--- start Provided material ---

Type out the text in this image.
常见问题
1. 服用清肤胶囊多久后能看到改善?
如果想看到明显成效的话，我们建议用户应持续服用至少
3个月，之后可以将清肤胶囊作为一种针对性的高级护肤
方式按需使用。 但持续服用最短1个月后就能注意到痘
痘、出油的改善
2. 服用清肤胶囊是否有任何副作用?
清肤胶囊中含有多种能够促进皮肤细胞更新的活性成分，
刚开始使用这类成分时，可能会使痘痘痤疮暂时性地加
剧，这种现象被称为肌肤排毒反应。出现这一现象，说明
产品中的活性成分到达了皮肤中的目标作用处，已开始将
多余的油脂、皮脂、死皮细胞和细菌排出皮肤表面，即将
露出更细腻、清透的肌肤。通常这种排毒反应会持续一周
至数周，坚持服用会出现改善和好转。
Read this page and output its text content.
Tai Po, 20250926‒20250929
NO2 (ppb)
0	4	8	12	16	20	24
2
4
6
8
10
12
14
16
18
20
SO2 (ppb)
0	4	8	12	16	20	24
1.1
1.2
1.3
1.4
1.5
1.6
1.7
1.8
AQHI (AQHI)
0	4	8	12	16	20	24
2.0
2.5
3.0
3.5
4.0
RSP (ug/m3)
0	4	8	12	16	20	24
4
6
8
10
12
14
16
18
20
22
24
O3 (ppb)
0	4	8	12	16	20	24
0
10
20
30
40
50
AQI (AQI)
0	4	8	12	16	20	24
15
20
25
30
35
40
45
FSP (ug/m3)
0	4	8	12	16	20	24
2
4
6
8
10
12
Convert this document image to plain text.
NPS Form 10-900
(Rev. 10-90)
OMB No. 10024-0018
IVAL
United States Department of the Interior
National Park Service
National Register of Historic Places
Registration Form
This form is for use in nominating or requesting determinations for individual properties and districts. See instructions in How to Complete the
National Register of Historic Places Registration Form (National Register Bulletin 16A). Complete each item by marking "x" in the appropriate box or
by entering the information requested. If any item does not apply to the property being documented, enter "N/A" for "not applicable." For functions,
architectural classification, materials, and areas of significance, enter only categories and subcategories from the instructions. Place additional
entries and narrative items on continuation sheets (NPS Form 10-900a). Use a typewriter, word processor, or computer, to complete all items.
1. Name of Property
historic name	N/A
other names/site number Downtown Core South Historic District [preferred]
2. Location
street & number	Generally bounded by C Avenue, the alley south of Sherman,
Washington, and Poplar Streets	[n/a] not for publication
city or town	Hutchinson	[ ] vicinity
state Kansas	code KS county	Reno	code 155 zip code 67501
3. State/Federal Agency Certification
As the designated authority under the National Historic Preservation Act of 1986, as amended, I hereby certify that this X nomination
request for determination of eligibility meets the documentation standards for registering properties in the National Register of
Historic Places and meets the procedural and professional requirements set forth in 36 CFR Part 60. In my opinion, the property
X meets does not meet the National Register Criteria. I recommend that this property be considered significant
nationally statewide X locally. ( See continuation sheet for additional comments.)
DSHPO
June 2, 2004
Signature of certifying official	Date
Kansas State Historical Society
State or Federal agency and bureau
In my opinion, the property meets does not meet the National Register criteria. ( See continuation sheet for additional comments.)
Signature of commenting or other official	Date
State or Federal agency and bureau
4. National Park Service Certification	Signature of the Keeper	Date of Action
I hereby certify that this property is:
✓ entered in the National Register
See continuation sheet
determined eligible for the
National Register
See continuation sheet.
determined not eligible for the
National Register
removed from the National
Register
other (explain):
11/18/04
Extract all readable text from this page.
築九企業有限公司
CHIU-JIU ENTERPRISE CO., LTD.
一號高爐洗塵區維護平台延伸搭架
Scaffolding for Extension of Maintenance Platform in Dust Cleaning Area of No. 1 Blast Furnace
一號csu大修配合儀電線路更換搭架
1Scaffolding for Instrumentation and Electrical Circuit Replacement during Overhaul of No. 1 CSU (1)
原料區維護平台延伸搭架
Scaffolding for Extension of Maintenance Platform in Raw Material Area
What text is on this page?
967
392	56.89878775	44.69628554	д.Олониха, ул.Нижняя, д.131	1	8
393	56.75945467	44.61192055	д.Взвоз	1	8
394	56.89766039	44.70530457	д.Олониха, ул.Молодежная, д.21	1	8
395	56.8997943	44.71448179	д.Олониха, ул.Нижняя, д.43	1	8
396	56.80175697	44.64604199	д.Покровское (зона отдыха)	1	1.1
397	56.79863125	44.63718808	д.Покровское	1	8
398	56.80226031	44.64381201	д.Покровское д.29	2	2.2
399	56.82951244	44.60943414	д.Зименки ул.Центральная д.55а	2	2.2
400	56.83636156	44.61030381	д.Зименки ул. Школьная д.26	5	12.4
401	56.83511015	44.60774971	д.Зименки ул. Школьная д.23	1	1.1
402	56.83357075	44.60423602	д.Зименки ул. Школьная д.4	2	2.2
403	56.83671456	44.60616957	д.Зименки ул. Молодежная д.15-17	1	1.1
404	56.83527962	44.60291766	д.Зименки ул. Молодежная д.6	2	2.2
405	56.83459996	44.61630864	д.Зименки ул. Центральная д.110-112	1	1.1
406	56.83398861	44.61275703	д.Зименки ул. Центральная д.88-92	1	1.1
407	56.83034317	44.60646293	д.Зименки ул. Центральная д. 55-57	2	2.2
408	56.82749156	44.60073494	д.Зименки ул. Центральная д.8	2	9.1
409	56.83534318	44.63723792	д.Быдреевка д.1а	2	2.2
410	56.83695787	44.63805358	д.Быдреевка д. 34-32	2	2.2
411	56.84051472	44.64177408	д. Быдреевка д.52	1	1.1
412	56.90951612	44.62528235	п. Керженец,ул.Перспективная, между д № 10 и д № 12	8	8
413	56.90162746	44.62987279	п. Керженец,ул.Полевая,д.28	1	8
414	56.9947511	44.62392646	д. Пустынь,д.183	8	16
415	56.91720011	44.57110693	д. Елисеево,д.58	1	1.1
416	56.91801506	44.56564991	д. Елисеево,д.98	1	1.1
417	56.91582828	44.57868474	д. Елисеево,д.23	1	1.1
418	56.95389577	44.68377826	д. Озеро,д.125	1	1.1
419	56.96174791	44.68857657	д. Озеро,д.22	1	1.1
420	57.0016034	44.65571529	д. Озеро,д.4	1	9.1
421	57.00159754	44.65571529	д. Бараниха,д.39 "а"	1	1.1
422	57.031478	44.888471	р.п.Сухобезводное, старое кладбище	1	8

--- end Provided material ---

(Problem to solve)
Print the records once more, exactly as they were given.

(Answer to this task)
Type out the text in this image.
常见问题
1. 服用清肤胶囊多久后能看到改善?
如果想看到明显成效的话，我们建议用户应持续服用至少
3个月，之后可以将清肤胶囊作为一种针对性的高级护肤
方式按需使用。 但持续服用最短1个月后就能注意到痘
痘、出油的改善
2. 服用清肤胶囊是否有任何副作用?
清肤胶囊中含有多种能够促进皮肤细胞更新的活性成分，
刚开始使用这类成分时，可能会使痘痘痤疮暂时性地加
剧，这种现象被称为肌肤排毒反应。出现这一现象，说明
产品中的活性成分到达了皮肤中的目标作用处，已开始将
多余的油脂、皮脂、死皮细胞和细菌排出皮肤表面，即将
露出更细腻、清透的肌肤。通常这种排毒反应会持续一周
至数周，坚持服用会出现改善和好转。
Read this page and output its text content.
Tai Po, 20250926‒20250929
NO2 (ppb)
0	4	8	12	16	20	24
2
4
6
8
10
12
14
16
18
20
SO2 (ppb)
0	4	8	12	16	20	24
1.1
1.2
1.3
1.4
1.5
1.6
1.7
1.8
AQHI (AQHI)
0	4	8	12	16	20	24
2.0
2.5
3.0
3.5
4.0
RSP (ug/m3)
0	4	8	12	16	20	24
4
6
8
10
12
14
16
18
20
22
24
O3 (ppb)
0	4	8	12	16	20	24
0
10
20
30
40
50
AQI (AQI)
0	4	8	12	16	20	24
15
20
25
30
35
40
45
FSP (ug/m3)
0	4	8	12	16	20	24
2
4
6
8
10
12
Convert this document image to plain text.
NPS Form 10-900
(Rev. 10-90)
OMB No. 10024-0018
IVAL
United States Department of the Interior
National Park Service
National Register of Historic Places
Registration Form
This form is for use in nominating or requesting determinations for individual properties and districts. See instructions in How to Complete the
National Register of Historic Places Registration Form (National Register Bulletin 16A). Complete each item by marking "x" in the appropriate box or
by entering the information requested. If any item does not apply to the property being documented, enter "N/A" for "not applicable." For functions,
architectural classification, materials, and areas of significance, enter only categories and subcategories from the instructions. Place additional
entries and narrative items on continuation sheets (NPS Form 10-900a). Use a typewriter, word processor, or computer, to complete all items.
1. Name of Property
historic name	N/A
other names/site number Downtown Core South Historic District [preferred]
2. Location
street & number	Generally bounded by C Avenue, the alley south of Sherman,
Washington, and Poplar Streets	[n/a] not for publication
city or town	Hutchinson	[ ] vicinity
state Kansas	code KS county	Reno	code 155 zip code 67501
3. State/Federal Agency Certification
As the designated authority under the National Historic Preservation Act of 1986, as amended, I hereby certify that this X nomination
request for determination of eligibility meets the documentation standards for registering properties in the National Register of
Historic Places and meets the procedural and professional requirements set forth in 36 CFR Part 60. In my opinion, the property
X meets does not meet the National Register Criteria. I recommend that this property be considered significant
nationally statewide X locally. ( See continuation sheet for additional comments.)
DSHPO
June 2, 2004
Signature of certifying official	Date
Kansas State Historical Society
State or Federal agency and bureau
In my opinion, the property meets does not meet the National Register criteria. ( See continuation sheet for additional comments.)
Signature of commenting or other official	Date
State or Federal agency and bureau
4. National Park Service Certification	Signature of the Keeper	Date of Action
I hereby certify that this property is:
✓ entered in the National Register
See continuation sheet
determined eligible for the
National Register
See continuation sheet.
determined not eligible for the
National Register
removed from the National
Register
other (explain):
11/18/04
Extract all readable text from this page.
築九企業有限公司
CHIU-JIU ENTERPRISE CO., LTD.
一號高爐洗塵區維護平台延伸搭架
Scaffolding for Extension of Maintenance Platform in Dust Cleaning Area of No. 1 Blast Furnace
一號csu大修配合儀電線路更換搭架
1Scaffolding for Instrumentation and Electrical Circuit Replacement during Overhaul of No. 1 CSU (1)
原料區維護平台延伸搭架
Scaffolding for Extension of Maintenance Platform in Raw Material Area
What text is on this page?
967
392	56.89878775	44.69628554	д.Олониха, ул.Нижняя, д.131	1	8
393	56.75945467	44.61192055	д.Взвоз	1	8
394	56.89766039	44.70530457	д.Олониха, ул.Молодежная, д.21	1	8
395	56.8997943	44.71448179	д.Олониха, ул.Нижняя, д.43	1	8
396	56.80175697	44.64604199	д.Покровское (зона отдыха)	1	1.1
397	56.79863125	44.63718808	д.Покровское	1	8
398	56.80226031	44.64381201	д.Покровское д.29	2	2.2
399	56.82951244	44.60943414	д.Зименки ул.Центральная д.55а	2	2.2
400	56.83636156	44.61030381	д.Зименки ул. Школьная д.26	5	12.4
401	56.83511015	44.60774971	д.Зименки ул. Школьная д.23	1	1.1
402	56.83357075	44.60423602	д.Зименки ул. Школьная д.4	2	2.2
403	56.83671456	44.60616957	д.Зименки ул. Молодежная д.15-17	1	1.1
404	56.83527962	44.60291766	д.Зименки ул. Молодежная д.6	2	2.2
405	56.83459996	44.61630864	д.Зименки ул. Центральная д.110-112	1	1.1
406	56.83398861	44.61275703	д.Зименки ул. Центральная д.88-92	1	1.1
407	56.83034317	44.60646293	д.Зименки ул. Центральная д. 55-57	2	2.2
408	56.82749156	44.60073494	д.Зименки ул. Центральная д.8	2	9.1
409	56.83534318	44.63723792	д.Быдреевка д.1а	2	2.2
410	56.83695787	44.63805358	д.Быдреевка д. 34-32	2	2.2
411	56.84051472	44.64177408	д. Быдреевка д.52	1	1.1
412	56.90951612	44.62528235	п. Керженец,ул.Перспективная, между д № 10 и д № 12	8	8
413	56.90162746	44.62987279	п. Керженец,ул.Полевая,д.28	1	8
414	56.9947511	44.62392646	д. Пустынь,д.183	8	16
415	56.91720011	44.57110693	д. Елисеево,д.58	1	1.1
416	56.91801506	44.56564991	д. Елисеево,д.98	1	1.1
417	56.91582828	44.57868474	д. Елисеево,д.23	1	1.1
418	56.95389577	44.68377826	д. Озеро,д.125	1	1.1
419	56.96174791	44.68857657	д. Озеро,д.22	1	1.1
420	57.0016034	44.65571529	д. Озеро,д.4	1	9.1
421	57.00159754	44.65571529	д. Бараниха,д.39 "а"	1	1.1
422	57.031478	44.888471	р.п.Сухобезводное, старое кладбище	1	8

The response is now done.